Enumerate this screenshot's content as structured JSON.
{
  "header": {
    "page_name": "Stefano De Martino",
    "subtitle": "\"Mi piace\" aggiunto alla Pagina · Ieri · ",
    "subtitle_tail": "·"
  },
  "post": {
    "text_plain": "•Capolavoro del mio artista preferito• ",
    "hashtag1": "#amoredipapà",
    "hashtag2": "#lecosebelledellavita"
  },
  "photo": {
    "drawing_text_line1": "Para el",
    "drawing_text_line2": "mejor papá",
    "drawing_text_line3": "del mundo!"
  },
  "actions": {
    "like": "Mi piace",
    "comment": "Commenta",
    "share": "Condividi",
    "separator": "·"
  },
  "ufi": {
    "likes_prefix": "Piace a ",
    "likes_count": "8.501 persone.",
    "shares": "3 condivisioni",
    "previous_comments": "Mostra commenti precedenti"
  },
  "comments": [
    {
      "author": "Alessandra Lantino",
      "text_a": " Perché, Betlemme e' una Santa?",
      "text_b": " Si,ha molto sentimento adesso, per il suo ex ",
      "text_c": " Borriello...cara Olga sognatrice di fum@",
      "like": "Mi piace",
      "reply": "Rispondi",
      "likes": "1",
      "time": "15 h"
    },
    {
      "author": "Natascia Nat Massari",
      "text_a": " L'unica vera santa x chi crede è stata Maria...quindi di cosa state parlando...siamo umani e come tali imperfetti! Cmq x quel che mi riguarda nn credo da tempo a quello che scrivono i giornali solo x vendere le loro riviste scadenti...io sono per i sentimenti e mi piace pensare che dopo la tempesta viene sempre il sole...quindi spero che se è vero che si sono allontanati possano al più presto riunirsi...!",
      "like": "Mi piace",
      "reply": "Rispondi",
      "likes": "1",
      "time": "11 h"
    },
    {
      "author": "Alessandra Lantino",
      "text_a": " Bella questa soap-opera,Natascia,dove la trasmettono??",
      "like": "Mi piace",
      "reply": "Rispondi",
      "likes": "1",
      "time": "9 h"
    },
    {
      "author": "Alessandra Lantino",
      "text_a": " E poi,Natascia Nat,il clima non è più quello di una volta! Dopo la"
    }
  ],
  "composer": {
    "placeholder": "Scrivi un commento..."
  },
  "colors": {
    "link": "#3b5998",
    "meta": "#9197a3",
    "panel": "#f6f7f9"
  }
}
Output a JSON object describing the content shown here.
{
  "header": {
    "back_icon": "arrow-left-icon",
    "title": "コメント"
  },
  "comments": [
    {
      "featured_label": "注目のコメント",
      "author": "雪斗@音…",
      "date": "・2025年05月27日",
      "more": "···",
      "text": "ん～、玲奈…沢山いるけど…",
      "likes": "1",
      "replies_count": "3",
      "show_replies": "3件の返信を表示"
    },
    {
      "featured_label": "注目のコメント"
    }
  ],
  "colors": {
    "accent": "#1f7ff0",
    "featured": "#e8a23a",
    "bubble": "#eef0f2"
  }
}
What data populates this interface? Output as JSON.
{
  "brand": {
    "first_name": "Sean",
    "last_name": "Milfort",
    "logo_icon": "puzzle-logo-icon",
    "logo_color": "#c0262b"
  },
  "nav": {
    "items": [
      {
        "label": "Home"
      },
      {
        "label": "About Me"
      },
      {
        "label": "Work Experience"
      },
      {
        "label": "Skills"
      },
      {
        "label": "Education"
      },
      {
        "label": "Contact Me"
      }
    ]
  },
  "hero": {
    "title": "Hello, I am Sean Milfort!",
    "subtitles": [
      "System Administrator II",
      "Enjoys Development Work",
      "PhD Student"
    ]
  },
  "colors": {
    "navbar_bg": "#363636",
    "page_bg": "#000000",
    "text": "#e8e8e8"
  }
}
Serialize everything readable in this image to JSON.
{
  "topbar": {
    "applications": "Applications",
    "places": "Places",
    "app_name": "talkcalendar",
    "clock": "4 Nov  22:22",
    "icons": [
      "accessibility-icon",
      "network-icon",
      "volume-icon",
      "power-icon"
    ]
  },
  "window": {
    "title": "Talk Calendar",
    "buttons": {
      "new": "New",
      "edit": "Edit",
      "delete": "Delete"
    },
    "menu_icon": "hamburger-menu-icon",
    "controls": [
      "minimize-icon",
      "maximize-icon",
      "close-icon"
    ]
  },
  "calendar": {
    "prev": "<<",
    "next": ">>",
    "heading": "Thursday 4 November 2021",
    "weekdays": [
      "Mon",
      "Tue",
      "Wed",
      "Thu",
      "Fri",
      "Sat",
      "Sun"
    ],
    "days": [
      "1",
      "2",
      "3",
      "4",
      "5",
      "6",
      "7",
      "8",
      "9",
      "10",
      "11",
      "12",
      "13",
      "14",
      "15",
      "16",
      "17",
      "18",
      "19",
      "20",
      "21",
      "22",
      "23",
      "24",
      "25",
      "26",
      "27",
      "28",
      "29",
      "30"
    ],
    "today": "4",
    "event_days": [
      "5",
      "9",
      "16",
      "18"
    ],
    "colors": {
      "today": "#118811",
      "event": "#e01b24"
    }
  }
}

§ **Problem to work on**
Can you restate every record above word for word?

§ **Response for this exercise**
Enumerate this screenshot's content as structured JSON.
{
  "header": {
    "page_name": "Stefano De Martino",
    "subtitle": "\"Mi piace\" aggiunto alla Pagina · Ieri · ",
    "subtitle_tail": "·"
  },
  "post": {
    "text_plain": "•Capolavoro del mio artista preferito• ",
    "hashtag1": "#amoredipapà",
    "hashtag2": "#lecosebelledellavita"
  },
  "photo": {
    "drawing_text_line1": "Para el",
    "drawing_text_line2": "mejor papá",
    "drawing_text_line3": "del mundo!"
  },
  "actions": {
    "like": "Mi piace",
    "comment": "Commenta",
    "share": "Condividi",
    "separator": "·"
  },
  "ufi": {
    "likes_prefix": "Piace a ",
    "likes_count": "8.501 persone.",
    "shares": "3 condivisioni",
    "previous_comments": "Mostra commenti precedenti"
  },
  "comments": [
    {
      "author": "Alessandra Lantino",
      "text_a": " Perché, Betlemme e' una Santa?",
      "text_b": " Si,ha molto sentimento adesso, per il suo ex ",
      "text_c": " Borriello...cara Olga sognatrice di fum@",
      "like": "Mi piace",
      "reply": "Rispondi",
      "likes": "1",
      "time": "15 h"
    },
    {
      "author": "Natascia Nat Massari",
      "text_a": " L'unica vera santa x chi crede è stata Maria...quindi di cosa state parlando...siamo umani e come tali imperfetti! Cmq x quel che mi riguarda nn credo da tempo a quello che scrivono i giornali solo x vendere le loro riviste scadenti...io sono per i sentimenti e mi piace pensare che dopo la tempesta viene sempre il sole...quindi spero che se è vero che si sono allontanati possano al più presto riunirsi...!",
      "like": "Mi piace",
      "reply": "Rispondi",
      "likes": "1",
      "time": "11 h"
    },
    {
      "author": "Alessandra Lantino",
      "text_a": " Bella questa soap-opera,Natascia,dove la trasmettono??",
      "like": "Mi piace",
      "reply": "Rispondi",
      "likes": "1",
      "time": "9 h"
    },
    {
      "author": "Alessandra Lantino",
      "text_a": " E poi,Natascia Nat,il clima non è più quello di una volta! Dopo la"
    }
  ],
  "composer": {
    "placeholder": "Scrivi un commento..."
  },
  "colors": {
    "link": "#3b5998",
    "meta": "#9197a3",
    "panel": "#f6f7f9"
  }
}
Output a JSON object describing the content shown here.
{
  "header": {
    "back_icon": "arrow-left-icon",
    "title": "コメント"
  },
  "comments": [
    {
      "featured_label": "注目のコメント",
      "author": "雪斗@音…",
      "date": "・2025年05月27日",
      "more": "···",
      "text": "ん～、玲奈…沢山いるけど…",
      "likes": "1",
      "replies_count": "3",
      "show_replies": "3件の返信を表示"
    },
    {
      "featured_label": "注目のコメント"
    }
  ],
  "colors": {
    "accent": "#1f7ff0",
    "featured": "#e8a23a",
    "bubble": "#eef0f2"
  }
}
What data populates this interface? Output as JSON.
{
  "brand": {
    "first_name": "Sean",
    "last_name": "Milfort",
    "logo_icon": "puzzle-logo-icon",
    "logo_color": "#c0262b"
  },
  "nav": {
    "items": [
      {
        "label": "Home"
      },
      {
        "label": "About Me"
      },
      {
        "label": "Work Experience"
      },
      {
        "label": "Skills"
      },
      {
        "label": "Education"
      },
      {
        "label": "Contact Me"
      }
    ]
  },
  "hero": {
    "title": "Hello, I am Sean Milfort!",
    "subtitles": [
      "System Administrator II",
      "Enjoys Development Work",
      "PhD Student"
    ]
  },
  "colors": {
    "navbar_bg": "#363636",
    "page_bg": "#000000",
    "text": "#e8e8e8"
  }
}
Serialize everything readable in this image to JSON.
{
  "topbar": {
    "applications": "Applications",
    "places": "Places",
    "app_name": "talkcalendar",
    "clock": "4 Nov  22:22",
    "icons": [
      "accessibility-icon",
      "network-icon",
      "volume-icon",
      "power-icon"
    ]
  },
  "window": {
    "title": "Talk Calendar",
    "buttons": {
      "new": "New",
      "edit": "Edit",
      "delete": "Delete"
    },
    "menu_icon": "hamburger-menu-icon",
    "controls": [
      "minimize-icon",
      "maximize-icon",
      "close-icon"
    ]
  },
  "calendar": {
    "prev": "<<",
    "next": ">>",
    "heading": "Thursday 4 November 2021",
    "weekdays": [
      "Mon",
      "Tue",
      "Wed",
      "Thu",
      "Fri",
      "Sat",
      "Sun"
    ],
    "days": [
      "1",
      "2",
      "3",
      "4",
      "5",
      "6",
      "7",
      "8",
      "9",
      "10",
      "11",
      "12",
      "13",
      "14",
      "15",
      "16",
      "17",
      "18",
      "19",
      "20",
      "21",
      "22",
      "23",
      "24",
      "25",
      "26",
      "27",
      "28",
      "29",
      "30"
    ],
    "today": "4",
    "event_days": [
      "5",
      "9",
      "16",
      "18"
    ],
    "colors": {
      "today": "#118811",
      "event": "#e01b24"
    }
  }
}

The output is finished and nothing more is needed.